▶ **INSTRUCTION**
Below is some material; set it all down exactly, apart from the pictures.

= = = = = = =

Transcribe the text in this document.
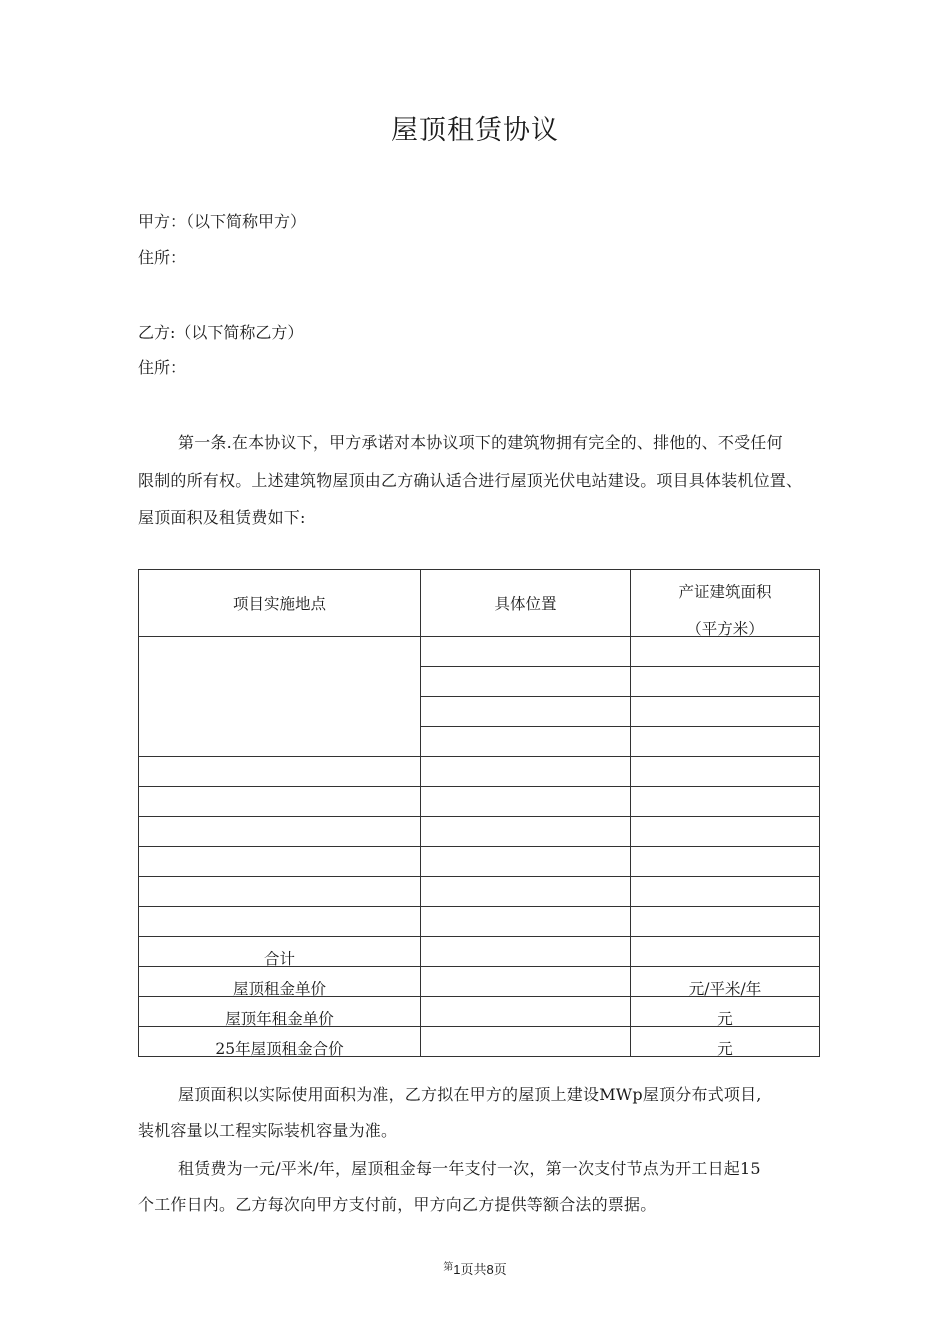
屋顶租赁协议
甲方：（以下简称甲方）
住所：
乙方:（以下简称乙方）
住所：
第一条.在本协议下，甲方承诺对本协议项下的建筑物拥有完全的、排他的、不受任何
限制的所有权。上述建筑物屋顶由乙方确认适合进行屋顶光伏电站建设。项目具体装机位置、
屋顶面积及租赁费如下:
项目实施地点	具体位置	产证建筑面积
（平方米）

合计		
屋顶租金单价		元/平米/年
屋顶年租金单价		元
25年屋顶租金合价		元
屋顶面积以实际使用面积为准，乙方拟在甲方的屋顶上建设MWp屋顶分布式项目,
装机容量以工程实际装机容量为准。
租赁费为一元/平米/年，屋顶租金每一年支付一次，第一次支付节点为开工日起15
个工作日内。乙方每次向甲方支付前，甲方向乙方提供等额合法的票据。
$^第$1页共8页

= = = = = = =

▶ **RESPONSE TO THIS TASK**
Transcribe the text in this document.
屋顶租赁协议
甲方：（以下简称甲方）
住所：
乙方:（以下简称乙方）
住所：
第一条.在本协议下，甲方承诺对本协议项下的建筑物拥有完全的、排他的、不受任何
限制的所有权。上述建筑物屋顶由乙方确认适合进行屋顶光伏电站建设。项目具体装机位置、
屋顶面积及租赁费如下:
项目实施地点	具体位置	产证建筑面积
（平方米）

合计		
屋顶租金单价		元/平米/年
屋顶年租金单价		元
25年屋顶租金合价		元
屋顶面积以实际使用面积为准，乙方拟在甲方的屋顶上建设MWp屋顶分布式项目,
装机容量以工程实际装机容量为准。
租赁费为一元/平米/年，屋顶租金每一年支付一次，第一次支付节点为开工日起15
个工作日内。乙方每次向甲方支付前，甲方向乙方提供等额合法的票据。
$^第$1页共8页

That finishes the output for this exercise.